## WHAT IS NEEDED:
Only the lines holding "title" are wanted. Copy every one from the records below.

## MATERIAL SHOWN:
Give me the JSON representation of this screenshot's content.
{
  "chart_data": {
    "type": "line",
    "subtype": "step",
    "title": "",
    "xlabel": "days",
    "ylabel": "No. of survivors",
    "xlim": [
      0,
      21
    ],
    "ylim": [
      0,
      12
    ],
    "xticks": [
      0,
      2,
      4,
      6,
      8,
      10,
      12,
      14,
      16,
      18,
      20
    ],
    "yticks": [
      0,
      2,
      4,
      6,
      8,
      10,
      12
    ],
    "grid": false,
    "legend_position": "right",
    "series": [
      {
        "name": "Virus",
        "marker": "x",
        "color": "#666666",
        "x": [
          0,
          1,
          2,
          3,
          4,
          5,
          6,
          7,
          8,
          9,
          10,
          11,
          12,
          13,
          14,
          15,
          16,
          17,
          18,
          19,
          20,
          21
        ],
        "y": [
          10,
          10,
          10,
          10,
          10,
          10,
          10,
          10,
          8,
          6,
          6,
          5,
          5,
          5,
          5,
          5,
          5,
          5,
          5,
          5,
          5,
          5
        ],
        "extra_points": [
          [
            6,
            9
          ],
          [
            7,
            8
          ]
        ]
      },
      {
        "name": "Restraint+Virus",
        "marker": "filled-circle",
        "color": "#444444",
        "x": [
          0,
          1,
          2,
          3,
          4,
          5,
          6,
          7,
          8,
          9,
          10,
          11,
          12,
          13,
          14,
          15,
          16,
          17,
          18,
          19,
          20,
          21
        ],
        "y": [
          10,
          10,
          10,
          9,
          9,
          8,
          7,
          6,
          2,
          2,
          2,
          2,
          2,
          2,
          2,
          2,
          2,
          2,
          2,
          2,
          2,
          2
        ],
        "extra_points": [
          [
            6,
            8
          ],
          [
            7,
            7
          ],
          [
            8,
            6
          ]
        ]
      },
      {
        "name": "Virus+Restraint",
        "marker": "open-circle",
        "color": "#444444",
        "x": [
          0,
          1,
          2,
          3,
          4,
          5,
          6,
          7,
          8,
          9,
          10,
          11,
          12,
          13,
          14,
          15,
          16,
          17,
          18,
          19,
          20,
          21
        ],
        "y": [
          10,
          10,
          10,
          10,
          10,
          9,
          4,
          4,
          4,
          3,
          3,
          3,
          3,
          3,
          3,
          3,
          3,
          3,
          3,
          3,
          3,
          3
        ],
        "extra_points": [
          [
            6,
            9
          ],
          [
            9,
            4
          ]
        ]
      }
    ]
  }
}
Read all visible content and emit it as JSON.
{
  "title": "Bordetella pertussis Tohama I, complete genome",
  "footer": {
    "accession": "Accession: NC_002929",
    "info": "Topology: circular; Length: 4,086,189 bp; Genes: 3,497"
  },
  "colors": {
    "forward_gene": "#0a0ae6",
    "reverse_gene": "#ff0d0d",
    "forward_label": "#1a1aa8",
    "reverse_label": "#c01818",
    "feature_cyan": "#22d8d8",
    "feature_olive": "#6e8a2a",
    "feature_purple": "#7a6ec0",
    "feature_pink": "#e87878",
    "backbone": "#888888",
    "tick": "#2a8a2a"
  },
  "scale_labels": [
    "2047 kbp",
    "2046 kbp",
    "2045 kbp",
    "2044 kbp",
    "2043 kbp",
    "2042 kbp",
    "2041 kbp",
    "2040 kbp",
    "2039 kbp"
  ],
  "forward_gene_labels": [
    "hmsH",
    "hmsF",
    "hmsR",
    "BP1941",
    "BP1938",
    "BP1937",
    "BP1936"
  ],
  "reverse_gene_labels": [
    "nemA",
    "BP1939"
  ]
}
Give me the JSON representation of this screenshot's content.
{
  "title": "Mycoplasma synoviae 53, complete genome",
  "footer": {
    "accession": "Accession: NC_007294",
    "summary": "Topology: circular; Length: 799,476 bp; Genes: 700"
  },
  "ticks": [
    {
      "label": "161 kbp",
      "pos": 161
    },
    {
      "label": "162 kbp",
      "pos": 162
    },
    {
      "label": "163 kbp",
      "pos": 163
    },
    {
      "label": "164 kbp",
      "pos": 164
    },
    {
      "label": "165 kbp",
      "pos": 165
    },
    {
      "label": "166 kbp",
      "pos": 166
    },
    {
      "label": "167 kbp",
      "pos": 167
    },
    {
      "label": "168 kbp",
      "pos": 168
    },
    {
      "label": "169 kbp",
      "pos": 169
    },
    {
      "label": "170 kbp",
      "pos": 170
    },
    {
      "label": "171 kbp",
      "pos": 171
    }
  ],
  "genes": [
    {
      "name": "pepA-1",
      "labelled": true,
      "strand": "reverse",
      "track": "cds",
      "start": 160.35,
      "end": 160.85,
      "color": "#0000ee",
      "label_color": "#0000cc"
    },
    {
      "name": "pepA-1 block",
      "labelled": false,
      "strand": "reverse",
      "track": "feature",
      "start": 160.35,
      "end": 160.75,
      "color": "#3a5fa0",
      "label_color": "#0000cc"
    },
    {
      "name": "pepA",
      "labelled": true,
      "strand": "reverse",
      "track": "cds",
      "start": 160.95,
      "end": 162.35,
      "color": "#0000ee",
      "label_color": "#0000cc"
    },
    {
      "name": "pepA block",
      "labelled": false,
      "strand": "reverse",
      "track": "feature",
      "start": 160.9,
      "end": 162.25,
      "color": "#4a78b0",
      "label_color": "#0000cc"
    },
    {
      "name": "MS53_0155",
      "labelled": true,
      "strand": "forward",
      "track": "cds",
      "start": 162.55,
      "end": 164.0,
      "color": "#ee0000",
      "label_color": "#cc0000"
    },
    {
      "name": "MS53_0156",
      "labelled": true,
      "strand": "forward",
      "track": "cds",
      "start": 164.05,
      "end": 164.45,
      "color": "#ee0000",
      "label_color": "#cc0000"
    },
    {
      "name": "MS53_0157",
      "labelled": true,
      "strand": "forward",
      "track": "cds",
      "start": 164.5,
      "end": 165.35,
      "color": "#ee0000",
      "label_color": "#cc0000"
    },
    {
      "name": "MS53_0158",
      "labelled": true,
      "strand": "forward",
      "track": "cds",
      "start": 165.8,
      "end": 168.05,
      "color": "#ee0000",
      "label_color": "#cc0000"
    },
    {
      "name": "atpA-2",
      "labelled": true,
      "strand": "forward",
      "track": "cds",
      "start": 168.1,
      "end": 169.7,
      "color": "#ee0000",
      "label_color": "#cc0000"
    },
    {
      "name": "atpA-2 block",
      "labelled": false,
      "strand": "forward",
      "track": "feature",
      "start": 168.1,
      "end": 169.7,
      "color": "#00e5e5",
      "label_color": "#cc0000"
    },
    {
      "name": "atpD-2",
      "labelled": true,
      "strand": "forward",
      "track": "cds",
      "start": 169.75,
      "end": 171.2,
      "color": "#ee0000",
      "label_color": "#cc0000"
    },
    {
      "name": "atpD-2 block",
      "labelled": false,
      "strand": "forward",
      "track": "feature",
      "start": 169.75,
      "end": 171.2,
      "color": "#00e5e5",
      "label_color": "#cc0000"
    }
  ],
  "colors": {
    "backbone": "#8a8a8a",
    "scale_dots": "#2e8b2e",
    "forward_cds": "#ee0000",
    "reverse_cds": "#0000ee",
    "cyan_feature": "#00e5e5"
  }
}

## SOLVED PROBLEM:
    "title": "",
  "title": "Bordetella pertussis Tohama I, complete genome",
  "title": "Mycoplasma synoviae 53, complete genome",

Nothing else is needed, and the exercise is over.